### Task inputs
*****

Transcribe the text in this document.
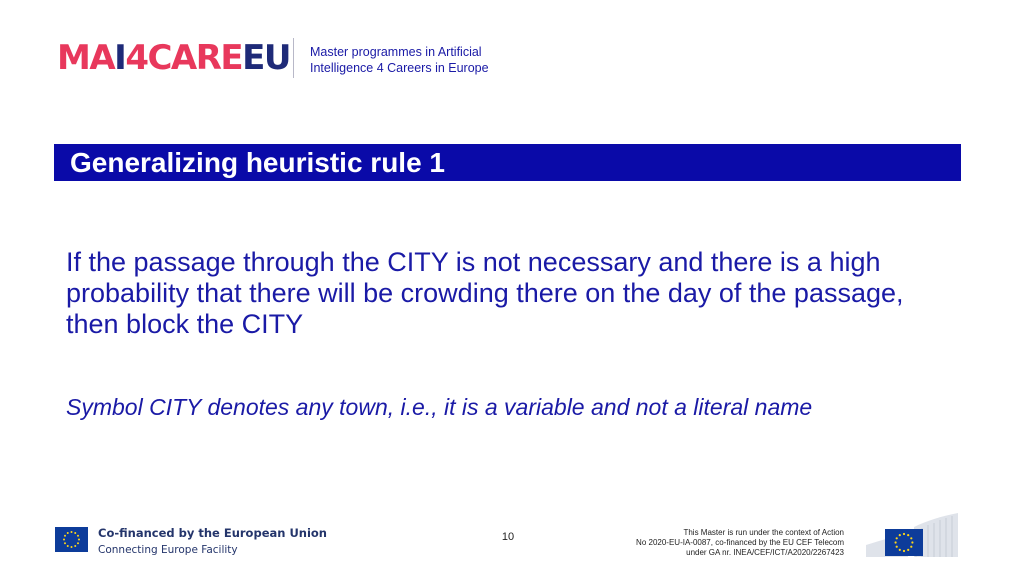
MAI4CAREEU Master programmes in Artificial
Intelligence 4 Careers in Europe
Generalizing heuristic rule 1

If the passage through the CITY is not necessary and there is a high probability that there will be crowding there on the day of the passage, then block the CITY

Symbol CITY denotes any town, i.e., it is a variable and not a literal name

Co-financed by the European Union
Connecting Europe Facility
10	This Master is run under the context of Action
No 2020-EU-IA-0087, co-financed by the EU CEF Telecom
under GA nr. INEA/CEF/ICT/A2020/2267423
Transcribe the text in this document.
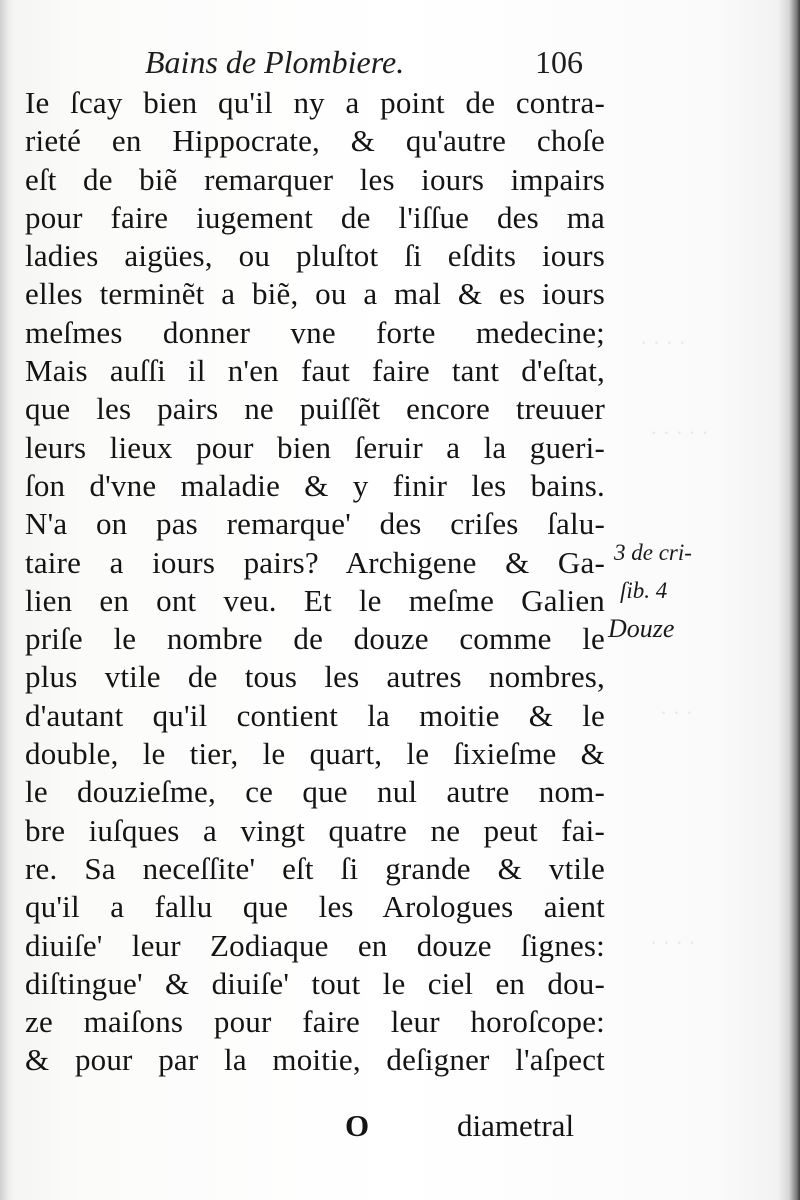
· · · ·
· · · · ·
· · ·
· · · ·
Bains de Plombiere.	106
Ie ſcay bien qu'il ny a point de contra-
rieté en Hippocrate, & qu'autre choſe
eſt de biẽ remarquer les iours impairs
pour faire iugement de l'iſſue des ma
ladies aigües, ou pluſtot ſi eſdits iours
elles terminẽt a biẽ, ou a mal & es iours
meſmes donner vne forte medecine;
Mais auſſi il n'en faut faire tant d'eſtat,
que les pairs ne puiſſẽt encore treuuer
leurs lieux pour bien ſeruir a la gueri-
ſon d'vne maladie & y finir les bains.
N'a on pas remarque' des criſes ſalu-
taire a iours pairs? Archigene & Ga-
lien en ont veu. Et le meſme Galien
priſe le nombre de douze comme le
plus vtile de tous les autres nombres,
d'autant qu'il contient la moitie & le
double, le tier, le quart, le ſixieſme &
le douzieſme, ce que nul autre nom-
bre iuſques a vingt quatre ne peut fai-
re. Sa neceſſite' eſt ſi grande & vtile
qu'il a fallu que les Arologues aient
diuiſe' leur Zodiaque en douze ſignes:
diſtingue' & diuiſe' tout le ciel en dou-
ze maiſons pour faire leur horoſcope:
& pour par la moitie, deſigner l'aſpect
O	diametral
3 de cri-
ſib. 4
Douze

*****

### Objective
Check each line of the records for the string "financed" and state how many lines contain it. Give only the number.

### Exercise solution
2